Required work
1. In the representations and warranties text, who receives the Company's representations and warranties?
2. Go on with the representations and warranties text from the point where it stops, and leave the entries aside.

Reading text
════════════════

REPRESENTATIONS AND WARRANTIES
3.1
Representations and Warranties of the Company . The Company
hereby makes the following representations and warranties to the
Purchaser and to the Placement Agent (as defined below):
(a)
Organization and Qualification . Each of the Company
and each Subsidiary is an entity duly incorporated or otherwise
organized, validly existing and in good standing under the laws of
the jurisdiction of its incorporation or organization (as
applicable), with the requisite power and authority to own and use
its properties and assets and to carry on its business as currently
conducted. Neither the Company nor any Subsidiary is in
violation of any of the provisions of its respective articles of
incorporation, bylaws or other organizational or charter
documents. Each of the Company and each Subsidiary is duly
qualified to conduct business and is in good standing as a foreign
corporation or other entity in each jurisdiction in which the
nature of the business conducted or property owned by it makes such
qualification necessary, except where the failure to be so
qualified or in good standing, as the case may be, could not,
individually or in the aggregate, have or reasonably be expected to
result in (i) an adverse effect on the legality, validity or
enforceability of any Transaction Document, (ii) a material and
adverse effect on the results of operations, assets, prospects,
business or condition (financial or otherwise) of the Company and
the Subsidiaries, taken as a whole, or (iii) an adverse impairment
to the Company’s ability to perform on a timely basis its
obligations under any Transaction Document (any of (i), (ii) or
(iii), a " Material Adverse Effect ").

════════════════

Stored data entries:
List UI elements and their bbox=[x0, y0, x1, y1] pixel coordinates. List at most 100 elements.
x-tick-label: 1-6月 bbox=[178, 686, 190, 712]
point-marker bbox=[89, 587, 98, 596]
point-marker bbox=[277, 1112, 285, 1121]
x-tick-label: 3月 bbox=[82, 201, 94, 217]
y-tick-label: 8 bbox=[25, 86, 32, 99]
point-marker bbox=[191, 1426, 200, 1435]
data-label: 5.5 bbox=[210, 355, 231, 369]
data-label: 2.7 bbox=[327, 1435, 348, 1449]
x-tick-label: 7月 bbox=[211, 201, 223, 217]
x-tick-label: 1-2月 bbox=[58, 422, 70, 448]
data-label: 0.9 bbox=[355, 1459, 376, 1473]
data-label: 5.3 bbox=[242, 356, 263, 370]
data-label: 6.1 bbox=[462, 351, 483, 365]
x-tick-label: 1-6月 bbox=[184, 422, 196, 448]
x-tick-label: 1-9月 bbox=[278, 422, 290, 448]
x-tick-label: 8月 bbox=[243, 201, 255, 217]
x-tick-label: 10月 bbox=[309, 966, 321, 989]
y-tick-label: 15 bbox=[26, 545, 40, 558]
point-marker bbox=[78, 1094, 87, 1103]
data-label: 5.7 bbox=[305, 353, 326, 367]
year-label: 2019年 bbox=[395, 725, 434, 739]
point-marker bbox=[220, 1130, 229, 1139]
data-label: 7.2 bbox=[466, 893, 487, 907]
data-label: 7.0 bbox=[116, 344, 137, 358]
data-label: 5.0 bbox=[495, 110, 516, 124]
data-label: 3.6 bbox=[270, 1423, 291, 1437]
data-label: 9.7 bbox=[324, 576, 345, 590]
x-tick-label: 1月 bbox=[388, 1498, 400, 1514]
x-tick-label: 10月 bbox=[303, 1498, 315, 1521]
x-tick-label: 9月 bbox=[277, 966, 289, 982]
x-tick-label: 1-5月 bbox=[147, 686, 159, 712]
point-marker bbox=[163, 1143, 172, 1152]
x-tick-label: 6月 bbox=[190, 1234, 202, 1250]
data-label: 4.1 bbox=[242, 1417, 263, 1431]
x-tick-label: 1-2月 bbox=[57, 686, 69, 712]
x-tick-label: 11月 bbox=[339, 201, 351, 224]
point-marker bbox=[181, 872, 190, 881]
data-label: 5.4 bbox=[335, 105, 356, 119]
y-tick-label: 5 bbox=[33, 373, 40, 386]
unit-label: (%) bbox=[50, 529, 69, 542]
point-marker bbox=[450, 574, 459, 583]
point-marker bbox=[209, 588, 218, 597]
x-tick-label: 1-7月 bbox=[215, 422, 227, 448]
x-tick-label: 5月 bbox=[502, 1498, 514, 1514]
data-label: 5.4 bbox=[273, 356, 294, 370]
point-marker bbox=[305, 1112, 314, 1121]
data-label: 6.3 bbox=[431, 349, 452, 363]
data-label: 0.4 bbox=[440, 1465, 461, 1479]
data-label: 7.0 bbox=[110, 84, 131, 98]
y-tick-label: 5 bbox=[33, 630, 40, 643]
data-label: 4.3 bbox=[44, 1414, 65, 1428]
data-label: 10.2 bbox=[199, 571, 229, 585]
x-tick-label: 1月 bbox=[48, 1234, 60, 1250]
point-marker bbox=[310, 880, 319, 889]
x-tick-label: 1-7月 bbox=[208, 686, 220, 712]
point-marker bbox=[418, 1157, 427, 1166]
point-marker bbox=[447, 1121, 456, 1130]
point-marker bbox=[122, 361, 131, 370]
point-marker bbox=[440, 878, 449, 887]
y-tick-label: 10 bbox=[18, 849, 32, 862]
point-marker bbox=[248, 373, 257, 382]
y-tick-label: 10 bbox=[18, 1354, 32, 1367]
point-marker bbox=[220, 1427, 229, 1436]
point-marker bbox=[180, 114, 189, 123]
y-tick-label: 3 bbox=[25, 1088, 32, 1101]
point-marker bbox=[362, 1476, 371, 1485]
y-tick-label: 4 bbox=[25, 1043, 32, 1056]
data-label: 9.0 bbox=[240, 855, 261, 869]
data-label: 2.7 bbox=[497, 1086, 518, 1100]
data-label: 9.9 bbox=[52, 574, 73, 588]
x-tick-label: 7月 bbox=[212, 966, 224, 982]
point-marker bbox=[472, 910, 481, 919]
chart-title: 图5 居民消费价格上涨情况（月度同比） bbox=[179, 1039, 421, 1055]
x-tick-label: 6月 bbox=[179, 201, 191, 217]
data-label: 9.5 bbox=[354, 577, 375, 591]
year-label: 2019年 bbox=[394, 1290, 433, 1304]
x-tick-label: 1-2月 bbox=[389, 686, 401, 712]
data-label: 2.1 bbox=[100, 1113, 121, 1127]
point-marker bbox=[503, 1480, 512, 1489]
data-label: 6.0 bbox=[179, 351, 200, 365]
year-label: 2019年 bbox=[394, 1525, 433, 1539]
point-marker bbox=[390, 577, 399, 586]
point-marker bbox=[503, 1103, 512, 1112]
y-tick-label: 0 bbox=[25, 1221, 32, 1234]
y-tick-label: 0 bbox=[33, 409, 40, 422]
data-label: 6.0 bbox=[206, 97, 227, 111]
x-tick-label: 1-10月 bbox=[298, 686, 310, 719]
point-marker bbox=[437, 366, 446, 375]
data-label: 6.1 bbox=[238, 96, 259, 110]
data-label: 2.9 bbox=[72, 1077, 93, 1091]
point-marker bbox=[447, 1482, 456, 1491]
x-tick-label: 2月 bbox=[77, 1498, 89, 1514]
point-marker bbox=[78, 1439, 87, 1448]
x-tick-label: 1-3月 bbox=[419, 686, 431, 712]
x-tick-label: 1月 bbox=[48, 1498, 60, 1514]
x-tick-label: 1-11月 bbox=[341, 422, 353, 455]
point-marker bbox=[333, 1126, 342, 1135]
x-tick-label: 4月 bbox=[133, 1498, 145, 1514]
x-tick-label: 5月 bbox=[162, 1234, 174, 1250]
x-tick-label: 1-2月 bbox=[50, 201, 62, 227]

════════════════

Task-by-task results
1. The Purchaser and the Placement Agent.

2.
(b)
Subsidiaries . The Company has no direct or indirect
Subsidiaries other than those listed in Schedule 3.1(b)
. Except as disclosed in Schedule 3.1(b) , the Company
owns, directly or indirectly, all of the capital stock of each
Subsidiary free and clear of any and all Liens, and all the issued
and outstanding shares of capital stock of each Subsidiary are
validly issued and are fully paid, non-assessable and free of
preemptive and similar rights.
(c)
Authorization; Enforcement . The Company has the requisite
corporate power and authority to enter into and to consummate the
transactions contemplated by each of the Transaction Documents and
otherwise to carry out its obligations thereunder. The
execution, delivery and performance of each of the Transaction
Documents by the Company and the consummation by it of the
transactions contemplated thereby have been duly authorized by all
necessary corporate action on the part of the Company and its
shareholders and no further corporate action is required by the
Company or its shareholders in connection therewith. Each
Transaction Document has been duly executed by the Company and,
when delivered in accordance with the terms hereof, will constitute
the valid and binding obligation of the Company enforceable against
the Company in accordance with its terms, except as rights to
indemnity and contribution may be limited by state or federal
securities laws or the public policy underlying such laws, as
enforceability may be limited by applicable bankruptcy, insolvency,
reorganization, moratorium or similar laws affecting
creditors’ and contracting parties’ rights generally
and as enforceability may be subject to general principles of
equity (regardless of whether such enforceability is considered in
a proceeding in equity or at law).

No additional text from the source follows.